Stated exercise: Each entry below is to be given again word for word, with no pictures.

Material for this exercise:
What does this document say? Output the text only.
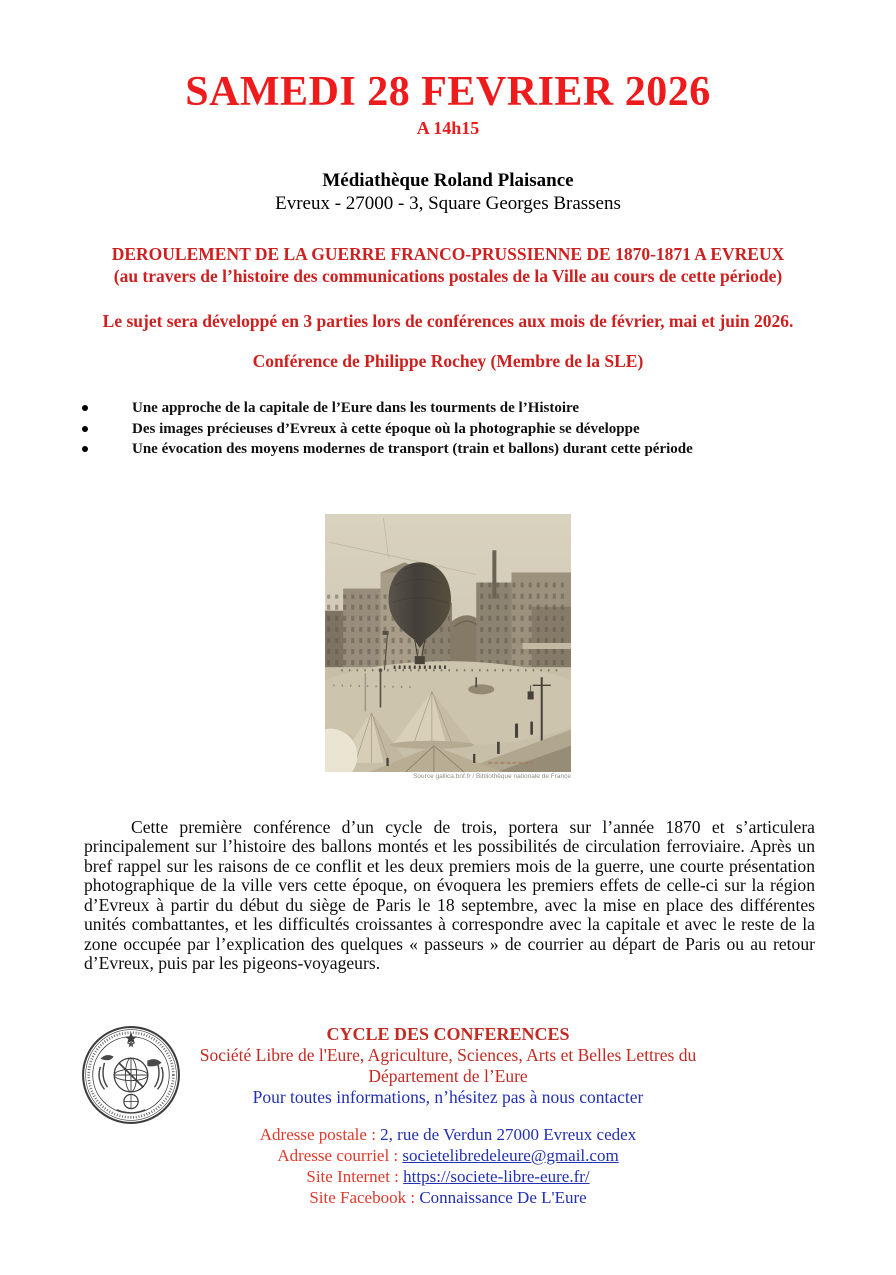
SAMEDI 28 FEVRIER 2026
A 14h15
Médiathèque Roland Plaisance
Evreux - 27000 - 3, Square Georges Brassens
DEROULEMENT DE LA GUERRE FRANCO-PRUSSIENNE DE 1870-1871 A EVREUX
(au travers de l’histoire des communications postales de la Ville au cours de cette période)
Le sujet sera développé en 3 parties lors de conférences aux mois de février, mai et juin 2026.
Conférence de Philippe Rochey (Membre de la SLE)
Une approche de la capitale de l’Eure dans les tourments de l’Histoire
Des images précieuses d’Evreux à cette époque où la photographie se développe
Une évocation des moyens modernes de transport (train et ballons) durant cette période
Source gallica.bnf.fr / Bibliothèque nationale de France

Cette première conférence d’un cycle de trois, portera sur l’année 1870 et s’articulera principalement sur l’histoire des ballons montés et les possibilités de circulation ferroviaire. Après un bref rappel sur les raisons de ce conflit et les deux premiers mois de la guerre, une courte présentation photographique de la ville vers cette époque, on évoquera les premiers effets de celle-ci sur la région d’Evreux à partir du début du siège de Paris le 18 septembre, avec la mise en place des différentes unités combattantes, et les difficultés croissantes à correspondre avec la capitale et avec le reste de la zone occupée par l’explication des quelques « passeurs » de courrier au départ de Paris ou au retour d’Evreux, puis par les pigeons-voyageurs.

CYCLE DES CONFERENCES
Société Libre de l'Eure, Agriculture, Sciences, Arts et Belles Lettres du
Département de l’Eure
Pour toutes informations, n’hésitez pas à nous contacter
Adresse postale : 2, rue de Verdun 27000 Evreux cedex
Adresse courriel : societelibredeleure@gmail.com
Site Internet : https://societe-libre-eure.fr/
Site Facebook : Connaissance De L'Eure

The result:
What does this document say? Output the text only.
SAMEDI 28 FEVRIER 2026
A 14h15
Médiathèque Roland Plaisance
Evreux - 27000 - 3, Square Georges Brassens
DEROULEMENT DE LA GUERRE FRANCO-PRUSSIENNE DE 1870-1871 A EVREUX
(au travers de l’histoire des communications postales de la Ville au cours de cette période)
Le sujet sera développé en 3 parties lors de conférences aux mois de février, mai et juin 2026.
Conférence de Philippe Rochey (Membre de la SLE)
Une approche de la capitale de l’Eure dans les tourments de l’Histoire
Des images précieuses d’Evreux à cette époque où la photographie se développe
Une évocation des moyens modernes de transport (train et ballons) durant cette période
Source gallica.bnf.fr / Bibliothèque nationale de France

Cette première conférence d’un cycle de trois, portera sur l’année 1870 et s’articulera principalement sur l’histoire des ballons montés et les possibilités de circulation ferroviaire. Après un bref rappel sur les raisons de ce conflit et les deux premiers mois de la guerre, une courte présentation photographique de la ville vers cette époque, on évoquera les premiers effets de celle-ci sur la région d’Evreux à partir du début du siège de Paris le 18 septembre, avec la mise en place des différentes unités combattantes, et les difficultés croissantes à correspondre avec la capitale et avec le reste de la zone occupée par l’explication des quelques « passeurs » de courrier au départ de Paris ou au retour d’Evreux, puis par les pigeons-voyageurs.

CYCLE DES CONFERENCES
Société Libre de l'Eure, Agriculture, Sciences, Arts et Belles Lettres du
Département de l’Eure
Pour toutes informations, n’hésitez pas à nous contacter
Adresse postale : 2, rue de Verdun 27000 Evreux cedex
Adresse courriel : societelibredeleure@gmail.com
Site Internet : https://societe-libre-eure.fr/
Site Facebook : Connaissance De L'Eure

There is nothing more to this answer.